Excerpts from a figure dataset:
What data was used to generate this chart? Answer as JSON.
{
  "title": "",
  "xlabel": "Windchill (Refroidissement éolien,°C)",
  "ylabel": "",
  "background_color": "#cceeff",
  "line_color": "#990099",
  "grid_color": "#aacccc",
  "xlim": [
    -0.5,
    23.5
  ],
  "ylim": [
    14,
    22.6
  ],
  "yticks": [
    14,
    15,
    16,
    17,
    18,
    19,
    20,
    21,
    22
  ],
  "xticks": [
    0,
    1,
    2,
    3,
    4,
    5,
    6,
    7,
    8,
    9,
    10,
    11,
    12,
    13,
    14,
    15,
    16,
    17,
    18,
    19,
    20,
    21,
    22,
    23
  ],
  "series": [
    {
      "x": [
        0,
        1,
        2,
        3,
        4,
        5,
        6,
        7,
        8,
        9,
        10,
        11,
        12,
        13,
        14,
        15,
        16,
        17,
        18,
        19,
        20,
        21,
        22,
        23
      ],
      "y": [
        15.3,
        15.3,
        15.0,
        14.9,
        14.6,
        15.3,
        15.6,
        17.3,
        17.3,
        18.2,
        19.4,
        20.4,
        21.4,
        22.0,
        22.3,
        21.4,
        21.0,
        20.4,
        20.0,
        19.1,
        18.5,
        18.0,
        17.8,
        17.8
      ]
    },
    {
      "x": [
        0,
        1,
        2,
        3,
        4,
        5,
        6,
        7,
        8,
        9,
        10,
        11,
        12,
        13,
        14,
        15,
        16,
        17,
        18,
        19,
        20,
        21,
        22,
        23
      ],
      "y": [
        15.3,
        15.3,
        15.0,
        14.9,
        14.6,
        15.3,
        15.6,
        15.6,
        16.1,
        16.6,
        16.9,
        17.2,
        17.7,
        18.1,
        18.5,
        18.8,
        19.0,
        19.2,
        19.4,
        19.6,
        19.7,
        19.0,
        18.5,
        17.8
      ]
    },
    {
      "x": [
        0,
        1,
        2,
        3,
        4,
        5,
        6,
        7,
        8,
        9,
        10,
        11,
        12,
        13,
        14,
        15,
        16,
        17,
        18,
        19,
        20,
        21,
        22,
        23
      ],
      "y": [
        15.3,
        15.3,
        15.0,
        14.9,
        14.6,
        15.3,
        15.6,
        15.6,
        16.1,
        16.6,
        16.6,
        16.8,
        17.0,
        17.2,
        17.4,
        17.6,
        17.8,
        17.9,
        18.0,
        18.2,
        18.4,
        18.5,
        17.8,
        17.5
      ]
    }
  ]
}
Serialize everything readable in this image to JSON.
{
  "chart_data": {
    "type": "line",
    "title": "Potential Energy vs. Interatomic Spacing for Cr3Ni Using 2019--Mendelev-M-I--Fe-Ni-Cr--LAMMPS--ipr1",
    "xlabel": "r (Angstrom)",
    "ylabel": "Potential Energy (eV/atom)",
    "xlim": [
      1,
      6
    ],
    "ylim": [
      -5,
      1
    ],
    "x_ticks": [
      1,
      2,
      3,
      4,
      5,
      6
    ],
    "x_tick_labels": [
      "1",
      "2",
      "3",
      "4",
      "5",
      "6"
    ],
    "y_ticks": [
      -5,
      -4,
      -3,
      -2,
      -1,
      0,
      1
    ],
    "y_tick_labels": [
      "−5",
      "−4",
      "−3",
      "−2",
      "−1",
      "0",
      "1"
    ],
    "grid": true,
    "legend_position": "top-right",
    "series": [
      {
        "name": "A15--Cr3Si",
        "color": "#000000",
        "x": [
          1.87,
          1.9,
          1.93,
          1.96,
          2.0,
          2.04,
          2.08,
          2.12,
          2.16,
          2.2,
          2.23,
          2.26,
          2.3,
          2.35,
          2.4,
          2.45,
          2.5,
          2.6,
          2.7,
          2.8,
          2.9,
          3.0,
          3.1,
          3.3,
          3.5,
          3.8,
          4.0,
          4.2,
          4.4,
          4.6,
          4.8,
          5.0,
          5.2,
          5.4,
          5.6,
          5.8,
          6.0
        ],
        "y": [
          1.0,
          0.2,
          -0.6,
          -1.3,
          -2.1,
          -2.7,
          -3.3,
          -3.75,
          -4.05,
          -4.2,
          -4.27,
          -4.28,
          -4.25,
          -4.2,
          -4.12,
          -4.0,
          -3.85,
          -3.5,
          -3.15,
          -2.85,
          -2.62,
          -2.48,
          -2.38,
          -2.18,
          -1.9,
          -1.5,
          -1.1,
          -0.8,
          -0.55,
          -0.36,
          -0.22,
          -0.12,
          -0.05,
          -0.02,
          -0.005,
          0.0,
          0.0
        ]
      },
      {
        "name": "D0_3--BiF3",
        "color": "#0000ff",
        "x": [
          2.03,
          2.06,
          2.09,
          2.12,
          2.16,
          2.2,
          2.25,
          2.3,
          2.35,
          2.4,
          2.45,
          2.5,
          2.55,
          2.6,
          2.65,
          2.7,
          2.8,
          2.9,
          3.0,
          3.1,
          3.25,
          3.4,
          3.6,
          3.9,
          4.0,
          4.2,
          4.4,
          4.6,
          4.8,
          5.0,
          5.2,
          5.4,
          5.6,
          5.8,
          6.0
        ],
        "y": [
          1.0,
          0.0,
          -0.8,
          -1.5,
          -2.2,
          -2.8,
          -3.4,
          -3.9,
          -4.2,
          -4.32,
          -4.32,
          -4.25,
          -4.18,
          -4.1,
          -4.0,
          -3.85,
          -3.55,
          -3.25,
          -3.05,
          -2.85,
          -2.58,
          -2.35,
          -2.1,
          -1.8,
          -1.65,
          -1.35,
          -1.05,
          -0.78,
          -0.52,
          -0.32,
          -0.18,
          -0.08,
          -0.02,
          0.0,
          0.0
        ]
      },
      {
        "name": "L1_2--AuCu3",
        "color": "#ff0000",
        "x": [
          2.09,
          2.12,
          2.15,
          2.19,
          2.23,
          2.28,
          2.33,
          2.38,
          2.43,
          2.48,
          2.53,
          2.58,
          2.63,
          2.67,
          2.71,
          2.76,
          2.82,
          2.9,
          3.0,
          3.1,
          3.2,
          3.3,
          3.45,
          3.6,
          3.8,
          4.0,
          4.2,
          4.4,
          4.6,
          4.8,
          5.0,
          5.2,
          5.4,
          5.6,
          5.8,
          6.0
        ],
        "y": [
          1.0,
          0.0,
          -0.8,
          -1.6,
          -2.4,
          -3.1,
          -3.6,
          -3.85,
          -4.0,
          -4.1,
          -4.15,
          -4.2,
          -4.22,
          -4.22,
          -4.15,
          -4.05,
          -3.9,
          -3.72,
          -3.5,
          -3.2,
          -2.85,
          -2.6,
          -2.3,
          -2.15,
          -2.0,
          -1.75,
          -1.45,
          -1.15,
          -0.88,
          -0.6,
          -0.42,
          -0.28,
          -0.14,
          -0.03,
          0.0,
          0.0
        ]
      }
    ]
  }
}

**WHAT THE TASK ASKS:** Give only the number of lines in the data that hold the string "JSON".

**FULL ANSWER:** 2